[Dataset entries on figures]

— begin —

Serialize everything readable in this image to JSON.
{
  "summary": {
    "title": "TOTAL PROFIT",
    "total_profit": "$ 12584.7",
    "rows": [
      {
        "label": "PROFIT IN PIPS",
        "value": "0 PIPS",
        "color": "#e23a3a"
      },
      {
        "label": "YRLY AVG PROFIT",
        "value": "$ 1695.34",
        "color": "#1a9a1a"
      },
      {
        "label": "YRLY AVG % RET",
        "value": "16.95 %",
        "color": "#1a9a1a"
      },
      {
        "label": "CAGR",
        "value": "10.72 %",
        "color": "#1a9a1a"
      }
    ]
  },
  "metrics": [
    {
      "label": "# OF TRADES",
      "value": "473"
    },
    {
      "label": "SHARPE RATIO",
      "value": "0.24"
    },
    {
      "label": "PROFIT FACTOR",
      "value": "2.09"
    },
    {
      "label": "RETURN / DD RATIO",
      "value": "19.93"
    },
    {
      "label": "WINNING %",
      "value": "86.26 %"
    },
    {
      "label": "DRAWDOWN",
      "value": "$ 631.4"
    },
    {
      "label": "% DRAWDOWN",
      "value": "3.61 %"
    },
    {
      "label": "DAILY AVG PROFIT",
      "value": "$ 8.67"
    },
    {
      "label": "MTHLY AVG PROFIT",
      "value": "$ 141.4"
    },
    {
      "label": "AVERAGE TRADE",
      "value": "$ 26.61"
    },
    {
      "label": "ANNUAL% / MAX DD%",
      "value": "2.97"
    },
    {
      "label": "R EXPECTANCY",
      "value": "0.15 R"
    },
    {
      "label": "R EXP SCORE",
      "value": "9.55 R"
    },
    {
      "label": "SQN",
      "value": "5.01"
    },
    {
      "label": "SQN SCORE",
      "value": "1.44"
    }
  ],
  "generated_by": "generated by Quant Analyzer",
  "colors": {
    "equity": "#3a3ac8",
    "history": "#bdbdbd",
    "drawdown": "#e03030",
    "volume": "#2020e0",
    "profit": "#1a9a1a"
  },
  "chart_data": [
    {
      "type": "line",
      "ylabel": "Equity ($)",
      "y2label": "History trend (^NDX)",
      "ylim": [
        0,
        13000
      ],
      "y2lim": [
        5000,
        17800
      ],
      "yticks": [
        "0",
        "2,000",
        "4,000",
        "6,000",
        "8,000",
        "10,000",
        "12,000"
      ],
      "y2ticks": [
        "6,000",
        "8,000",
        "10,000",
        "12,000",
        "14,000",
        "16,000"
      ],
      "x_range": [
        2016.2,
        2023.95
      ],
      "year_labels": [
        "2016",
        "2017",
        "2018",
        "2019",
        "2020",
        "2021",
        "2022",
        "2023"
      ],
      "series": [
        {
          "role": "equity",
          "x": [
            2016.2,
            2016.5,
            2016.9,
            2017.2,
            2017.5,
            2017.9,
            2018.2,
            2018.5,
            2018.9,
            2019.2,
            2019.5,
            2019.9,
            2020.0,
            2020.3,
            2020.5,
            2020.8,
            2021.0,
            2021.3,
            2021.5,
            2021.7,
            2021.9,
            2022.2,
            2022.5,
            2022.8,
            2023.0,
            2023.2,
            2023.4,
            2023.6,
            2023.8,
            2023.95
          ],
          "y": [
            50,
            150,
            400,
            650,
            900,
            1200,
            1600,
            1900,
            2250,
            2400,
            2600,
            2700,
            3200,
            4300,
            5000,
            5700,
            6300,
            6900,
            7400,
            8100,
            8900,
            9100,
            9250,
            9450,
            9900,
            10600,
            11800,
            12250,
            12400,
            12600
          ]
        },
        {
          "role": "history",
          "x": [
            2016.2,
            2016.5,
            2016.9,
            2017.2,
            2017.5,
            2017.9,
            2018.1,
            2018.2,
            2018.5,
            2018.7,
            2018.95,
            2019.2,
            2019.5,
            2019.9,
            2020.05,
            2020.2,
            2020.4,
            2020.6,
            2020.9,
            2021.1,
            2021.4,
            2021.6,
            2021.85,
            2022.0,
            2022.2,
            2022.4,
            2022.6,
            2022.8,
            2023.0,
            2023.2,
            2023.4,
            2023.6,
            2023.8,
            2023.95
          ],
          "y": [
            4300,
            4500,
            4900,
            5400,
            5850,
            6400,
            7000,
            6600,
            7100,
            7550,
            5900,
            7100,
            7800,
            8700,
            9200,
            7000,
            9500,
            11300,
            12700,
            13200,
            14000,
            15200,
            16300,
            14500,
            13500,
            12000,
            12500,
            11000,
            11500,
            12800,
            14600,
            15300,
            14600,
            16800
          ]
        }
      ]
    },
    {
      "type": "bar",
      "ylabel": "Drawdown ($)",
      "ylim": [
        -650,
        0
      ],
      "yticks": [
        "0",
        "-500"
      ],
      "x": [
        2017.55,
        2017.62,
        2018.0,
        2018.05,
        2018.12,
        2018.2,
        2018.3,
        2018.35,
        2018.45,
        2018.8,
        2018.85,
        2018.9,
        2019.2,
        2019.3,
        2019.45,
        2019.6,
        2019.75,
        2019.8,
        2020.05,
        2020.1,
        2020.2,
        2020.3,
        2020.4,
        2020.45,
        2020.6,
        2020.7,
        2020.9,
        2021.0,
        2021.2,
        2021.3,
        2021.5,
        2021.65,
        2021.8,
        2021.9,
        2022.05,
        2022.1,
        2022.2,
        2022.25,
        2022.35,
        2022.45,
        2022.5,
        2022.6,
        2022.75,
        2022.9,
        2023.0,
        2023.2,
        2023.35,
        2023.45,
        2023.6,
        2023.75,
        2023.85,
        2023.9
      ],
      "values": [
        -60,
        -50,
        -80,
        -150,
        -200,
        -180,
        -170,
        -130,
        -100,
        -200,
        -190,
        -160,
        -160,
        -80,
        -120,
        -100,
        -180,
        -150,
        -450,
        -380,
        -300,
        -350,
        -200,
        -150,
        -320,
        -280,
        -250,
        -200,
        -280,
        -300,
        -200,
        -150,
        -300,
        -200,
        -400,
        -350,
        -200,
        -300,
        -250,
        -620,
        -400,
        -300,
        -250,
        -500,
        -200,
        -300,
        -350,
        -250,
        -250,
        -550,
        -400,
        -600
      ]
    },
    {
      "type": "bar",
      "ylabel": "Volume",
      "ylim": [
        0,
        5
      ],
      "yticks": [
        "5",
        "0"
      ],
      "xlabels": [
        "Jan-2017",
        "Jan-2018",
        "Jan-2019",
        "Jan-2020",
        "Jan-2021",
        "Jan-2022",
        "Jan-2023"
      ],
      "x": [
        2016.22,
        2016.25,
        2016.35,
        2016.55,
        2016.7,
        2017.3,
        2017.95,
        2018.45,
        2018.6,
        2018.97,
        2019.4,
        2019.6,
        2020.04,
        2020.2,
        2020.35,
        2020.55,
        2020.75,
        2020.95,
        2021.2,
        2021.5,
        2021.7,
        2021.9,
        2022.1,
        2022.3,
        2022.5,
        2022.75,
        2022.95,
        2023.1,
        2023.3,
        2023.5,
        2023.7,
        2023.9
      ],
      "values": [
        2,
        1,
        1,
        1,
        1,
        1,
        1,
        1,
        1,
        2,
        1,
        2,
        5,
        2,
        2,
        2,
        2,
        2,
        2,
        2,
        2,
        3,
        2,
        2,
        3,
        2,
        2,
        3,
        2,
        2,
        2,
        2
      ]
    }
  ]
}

— end —

JOB:
Return each entry from above without altering a single character.

THE REPLY:
Serialize everything readable in this image to JSON.
{
  "summary": {
    "title": "TOTAL PROFIT",
    "total_profit": "$ 12584.7",
    "rows": [
      {
        "label": "PROFIT IN PIPS",
        "value": "0 PIPS",
        "color": "#e23a3a"
      },
      {
        "label": "YRLY AVG PROFIT",
        "value": "$ 1695.34",
        "color": "#1a9a1a"
      },
      {
        "label": "YRLY AVG % RET",
        "value": "16.95 %",
        "color": "#1a9a1a"
      },
      {
        "label": "CAGR",
        "value": "10.72 %",
        "color": "#1a9a1a"
      }
    ]
  },
  "metrics": [
    {
      "label": "# OF TRADES",
      "value": "473"
    },
    {
      "label": "SHARPE RATIO",
      "value": "0.24"
    },
    {
      "label": "PROFIT FACTOR",
      "value": "2.09"
    },
    {
      "label": "RETURN / DD RATIO",
      "value": "19.93"
    },
    {
      "label": "WINNING %",
      "value": "86.26 %"
    },
    {
      "label": "DRAWDOWN",
      "value": "$ 631.4"
    },
    {
      "label": "% DRAWDOWN",
      "value": "3.61 %"
    },
    {
      "label": "DAILY AVG PROFIT",
      "value": "$ 8.67"
    },
    {
      "label": "MTHLY AVG PROFIT",
      "value": "$ 141.4"
    },
    {
      "label": "AVERAGE TRADE",
      "value": "$ 26.61"
    },
    {
      "label": "ANNUAL% / MAX DD%",
      "value": "2.97"
    },
    {
      "label": "R EXPECTANCY",
      "value": "0.15 R"
    },
    {
      "label": "R EXP SCORE",
      "value": "9.55 R"
    },
    {
      "label": "SQN",
      "value": "5.01"
    },
    {
      "label": "SQN SCORE",
      "value": "1.44"
    }
  ],
  "generated_by": "generated by Quant Analyzer",
  "colors": {
    "equity": "#3a3ac8",
    "history": "#bdbdbd",
    "drawdown": "#e03030",
    "volume": "#2020e0",
    "profit": "#1a9a1a"
  },
  "chart_data": [
    {
      "type": "line",
      "ylabel": "Equity ($)",
      "y2label": "History trend (^NDX)",
      "ylim": [
        0,
        13000
      ],
      "y2lim": [
        5000,
        17800
      ],
      "yticks": [
        "0",
        "2,000",
        "4,000",
        "6,000",
        "8,000",
        "10,000",
        "12,000"
      ],
      "y2ticks": [
        "6,000",
        "8,000",
        "10,000",
        "12,000",
        "14,000",
        "16,000"
      ],
      "x_range": [
        2016.2,
        2023.95
      ],
      "year_labels": [
        "2016",
        "2017",
        "2018",
        "2019",
        "2020",
        "2021",
        "2022",
        "2023"
      ],
      "series": [
        {
          "role": "equity",
          "x": [
            2016.2,
            2016.5,
            2016.9,
            2017.2,
            2017.5,
            2017.9,
            2018.2,
            2018.5,
            2018.9,
            2019.2,
            2019.5,
            2019.9,
            2020.0,
            2020.3,
            2020.5,
            2020.8,
            2021.0,
            2021.3,
            2021.5,
            2021.7,
            2021.9,
            2022.2,
            2022.5,
            2022.8,
            2023.0,
            2023.2,
            2023.4,
            2023.6,
            2023.8,
            2023.95
          ],
          "y": [
            50,
            150,
            400,
            650,
            900,
            1200,
            1600,
            1900,
            2250,
            2400,
            2600,
            2700,
            3200,
            4300,
            5000,
            5700,
            6300,
            6900,
            7400,
            8100,
            8900,
            9100,
            9250,
            9450,
            9900,
            10600,
            11800,
            12250,
            12400,
            12600
          ]
        },
        {
          "role": "history",
          "x": [
            2016.2,
            2016.5,
            2016.9,
            2017.2,
            2017.5,
            2017.9,
            2018.1,
            2018.2,
            2018.5,
            2018.7,
            2018.95,
            2019.2,
            2019.5,
            2019.9,
            2020.05,
            2020.2,
            2020.4,
            2020.6,
            2020.9,
            2021.1,
            2021.4,
            2021.6,
            2021.85,
            2022.0,
            2022.2,
            2022.4,
            2022.6,
            2022.8,
            2023.0,
            2023.2,
            2023.4,
            2023.6,
            2023.8,
            2023.95
          ],
          "y": [
            4300,
            4500,
            4900,
            5400,
            5850,
            6400,
            7000,
            6600,
            7100,
            7550,
            5900,
            7100,
            7800,
            8700,
            9200,
            7000,
            9500,
            11300,
            12700,
            13200,
            14000,
            15200,
            16300,
            14500,
            13500,
            12000,
            12500,
            11000,
            11500,
            12800,
            14600,
            15300,
            14600,
            16800
          ]
        }
      ]
    },
    {
      "type": "bar",
      "ylabel": "Drawdown ($)",
      "ylim": [
        -650,
        0
      ],
      "yticks": [
        "0",
        "-500"
      ],
      "x": [
        2017.55,
        2017.62,
        2018.0,
        2018.05,
        2018.12,
        2018.2,
        2018.3,
        2018.35,
        2018.45,
        2018.8,
        2018.85,
        2018.9,
        2019.2,
        2019.3,
        2019.45,
        2019.6,
        2019.75,
        2019.8,
        2020.05,
        2020.1,
        2020.2,
        2020.3,
        2020.4,
        2020.45,
        2020.6,
        2020.7,
        2020.9,
        2021.0,
        2021.2,
        2021.3,
        2021.5,
        2021.65,
        2021.8,
        2021.9,
        2022.05,
        2022.1,
        2022.2,
        2022.25,
        2022.35,
        2022.45,
        2022.5,
        2022.6,
        2022.75,
        2022.9,
        2023.0,
        2023.2,
        2023.35,
        2023.45,
        2023.6,
        2023.75,
        2023.85,
        2023.9
      ],
      "values": [
        -60,
        -50,
        -80,
        -150,
        -200,
        -180,
        -170,
        -130,
        -100,
        -200,
        -190,
        -160,
        -160,
        -80,
        -120,
        -100,
        -180,
        -150,
        -450,
        -380,
        -300,
        -350,
        -200,
        -150,
        -320,
        -280,
        -250,
        -200,
        -280,
        -300,
        -200,
        -150,
        -300,
        -200,
        -400,
        -350,
        -200,
        -300,
        -250,
        -620,
        -400,
        -300,
        -250,
        -500,
        -200,
        -300,
        -350,
        -250,
        -250,
        -550,
        -400,
        -600
      ]
    },
    {
      "type": "bar",
      "ylabel": "Volume",
      "ylim": [
        0,
        5
      ],
      "yticks": [
        "5",
        "0"
      ],
      "xlabels": [
        "Jan-2017",
        "Jan-2018",
        "Jan-2019",
        "Jan-2020",
        "Jan-2021",
        "Jan-2022",
        "Jan-2023"
      ],
      "x": [
        2016.22,
        2016.25,
        2016.35,
        2016.55,
        2016.7,
        2017.3,
        2017.95,
        2018.45,
        2018.6,
        2018.97,
        2019.4,
        2019.6,
        2020.04,
        2020.2,
        2020.35,
        2020.55,
        2020.75,
        2020.95,
        2021.2,
        2021.5,
        2021.7,
        2021.9,
        2022.1,
        2022.3,
        2022.5,
        2022.75,
        2022.95,
        2023.1,
        2023.3,
        2023.5,
        2023.7,
        2023.9
      ],
      "values": [
        2,
        1,
        1,
        1,
        1,
        1,
        1,
        1,
        1,
        2,
        1,
        2,
        5,
        2,
        2,
        2,
        2,
        2,
        2,
        2,
        2,
        3,
        2,
        2,
        3,
        2,
        2,
        3,
        2,
        2,
        2,
        2
      ]
    }
  ]
}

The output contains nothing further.